Document text Block Start

Ryan Martens is a skier,  founding board member of the Entrepreneurs Foundation of Colorado, and CTO at Rally Software.

Last week, 10 of us from Rally product development, sales and coaching attended the Lean Software and Systems Consortium’s 2010 conference in Atlanta.  For me, the learning highlights of the conference were in the Systems Engineering track  led by James Sutton. To kick-off his talk on Lean Systems Engineering, James used a number of compelling stories around different systems and what guide them.  As part of his introduction to systems, he played this hilarious Dave Snowden video about how you plan or act based on one of 3 systems in which you might find yourself -- Chaotic, Ordered and Complex.

David Snowden -- Cognitive-Edge -- Ways to Plan a Party

James, a Systems Engineer, Principal with Lockheed Martin, is an invested member of the Lean SSC board as well as a technical advisory member.  He is the deepest expert that I have ever met in the field of systems engineering. And he has a wonderful gift for bringing multiple resources to bear in helping people understand and care about systems. For a Civil Engineer and Computer Science major like myself his talk and track were the definition of a prop-spinning geek nirvana.

Document text Block End
Information shown Block Start

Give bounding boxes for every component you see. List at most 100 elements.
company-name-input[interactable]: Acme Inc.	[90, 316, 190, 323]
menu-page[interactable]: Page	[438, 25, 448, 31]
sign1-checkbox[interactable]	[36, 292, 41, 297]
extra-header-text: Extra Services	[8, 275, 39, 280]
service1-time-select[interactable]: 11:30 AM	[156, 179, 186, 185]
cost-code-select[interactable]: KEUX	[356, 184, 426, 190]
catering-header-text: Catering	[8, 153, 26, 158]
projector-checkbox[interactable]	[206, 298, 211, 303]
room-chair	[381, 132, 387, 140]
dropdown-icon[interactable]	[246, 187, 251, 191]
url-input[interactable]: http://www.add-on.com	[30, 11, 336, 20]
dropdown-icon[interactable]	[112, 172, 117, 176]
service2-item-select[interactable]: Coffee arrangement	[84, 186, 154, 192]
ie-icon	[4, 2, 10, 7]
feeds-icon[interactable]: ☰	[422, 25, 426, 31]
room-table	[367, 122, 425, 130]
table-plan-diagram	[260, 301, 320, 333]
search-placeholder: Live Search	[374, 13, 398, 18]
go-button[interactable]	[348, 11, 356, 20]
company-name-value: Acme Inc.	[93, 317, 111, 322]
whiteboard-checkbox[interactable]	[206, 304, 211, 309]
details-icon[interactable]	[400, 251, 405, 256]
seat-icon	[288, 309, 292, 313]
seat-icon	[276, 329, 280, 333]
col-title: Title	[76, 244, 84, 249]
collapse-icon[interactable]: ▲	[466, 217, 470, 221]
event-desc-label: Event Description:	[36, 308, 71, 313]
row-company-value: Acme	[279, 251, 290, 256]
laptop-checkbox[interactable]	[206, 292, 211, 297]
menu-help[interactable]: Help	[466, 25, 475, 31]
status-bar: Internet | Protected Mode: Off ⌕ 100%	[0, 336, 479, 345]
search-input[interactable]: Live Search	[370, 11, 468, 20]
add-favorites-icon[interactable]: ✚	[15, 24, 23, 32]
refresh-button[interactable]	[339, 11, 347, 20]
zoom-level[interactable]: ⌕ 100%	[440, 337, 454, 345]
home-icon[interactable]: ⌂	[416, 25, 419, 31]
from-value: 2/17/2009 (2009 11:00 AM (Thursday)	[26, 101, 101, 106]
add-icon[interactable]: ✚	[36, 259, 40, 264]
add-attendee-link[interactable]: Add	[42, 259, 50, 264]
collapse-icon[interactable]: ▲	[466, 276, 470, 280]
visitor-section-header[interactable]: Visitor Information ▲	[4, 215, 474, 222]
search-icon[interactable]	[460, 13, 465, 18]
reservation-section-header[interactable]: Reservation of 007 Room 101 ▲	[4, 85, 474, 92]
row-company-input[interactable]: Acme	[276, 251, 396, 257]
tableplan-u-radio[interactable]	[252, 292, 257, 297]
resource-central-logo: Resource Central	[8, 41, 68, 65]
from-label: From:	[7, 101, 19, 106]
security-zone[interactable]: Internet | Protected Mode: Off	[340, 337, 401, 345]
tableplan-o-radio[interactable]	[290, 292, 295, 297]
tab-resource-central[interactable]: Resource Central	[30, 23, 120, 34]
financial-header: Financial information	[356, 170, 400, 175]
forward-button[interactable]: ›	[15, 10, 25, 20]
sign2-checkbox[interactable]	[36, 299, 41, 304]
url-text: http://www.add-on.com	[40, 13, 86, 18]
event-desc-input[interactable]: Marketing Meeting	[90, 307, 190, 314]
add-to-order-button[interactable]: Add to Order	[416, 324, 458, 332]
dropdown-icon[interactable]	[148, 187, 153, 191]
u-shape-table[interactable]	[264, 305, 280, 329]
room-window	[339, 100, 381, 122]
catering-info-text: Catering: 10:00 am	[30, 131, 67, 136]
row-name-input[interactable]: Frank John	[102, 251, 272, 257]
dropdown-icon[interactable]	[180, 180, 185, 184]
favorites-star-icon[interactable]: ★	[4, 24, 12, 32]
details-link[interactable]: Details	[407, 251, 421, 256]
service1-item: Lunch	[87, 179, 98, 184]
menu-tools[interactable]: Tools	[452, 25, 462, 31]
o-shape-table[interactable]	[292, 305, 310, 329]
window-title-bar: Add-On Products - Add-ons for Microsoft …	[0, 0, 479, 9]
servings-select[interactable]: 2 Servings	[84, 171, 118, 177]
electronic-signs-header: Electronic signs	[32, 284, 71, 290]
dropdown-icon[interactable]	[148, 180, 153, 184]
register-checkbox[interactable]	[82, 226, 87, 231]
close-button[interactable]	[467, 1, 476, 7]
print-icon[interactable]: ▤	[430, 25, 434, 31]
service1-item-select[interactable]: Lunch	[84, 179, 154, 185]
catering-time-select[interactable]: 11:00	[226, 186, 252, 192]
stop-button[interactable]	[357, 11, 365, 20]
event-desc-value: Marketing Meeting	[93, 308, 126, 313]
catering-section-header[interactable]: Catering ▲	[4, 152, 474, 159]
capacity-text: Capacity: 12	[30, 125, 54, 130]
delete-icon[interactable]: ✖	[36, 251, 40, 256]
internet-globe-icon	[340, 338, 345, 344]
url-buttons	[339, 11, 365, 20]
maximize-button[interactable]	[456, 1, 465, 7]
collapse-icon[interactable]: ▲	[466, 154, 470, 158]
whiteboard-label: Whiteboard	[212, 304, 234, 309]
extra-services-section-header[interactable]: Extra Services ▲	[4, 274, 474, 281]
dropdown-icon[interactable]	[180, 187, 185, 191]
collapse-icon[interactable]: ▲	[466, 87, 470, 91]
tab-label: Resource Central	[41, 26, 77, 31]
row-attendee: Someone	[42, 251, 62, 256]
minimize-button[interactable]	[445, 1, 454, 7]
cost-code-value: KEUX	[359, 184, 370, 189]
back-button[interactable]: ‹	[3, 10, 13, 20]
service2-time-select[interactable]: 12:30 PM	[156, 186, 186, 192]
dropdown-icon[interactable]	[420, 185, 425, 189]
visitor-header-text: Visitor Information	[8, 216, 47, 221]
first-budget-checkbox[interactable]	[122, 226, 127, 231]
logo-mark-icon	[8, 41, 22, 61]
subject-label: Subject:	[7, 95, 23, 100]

Information shown Block End

Swap "nirvana" for "paradise" and write out the stretch of the conference text from "David Snowden -- Cognitive-Edge" through "prop-spinning geek nirvana." with that change. Work from the text only, not the rows.

David Snowden -- Cognitive-Edge -- Ways to Plan a Party

James, a Systems Engineer, Principal with Lockheed Martin, is an invested member of the Lean SSC board as well as a technical advisory member.  He is the deepest expert that I have ever met in the field of systems engineering. And he has a wonderful gift for bringing multiple resources to bear in helping people understand and care about systems. For a Civil Engineer and Computer Science major like myself his talk and track were the definition of a prop-spinning geek paradise.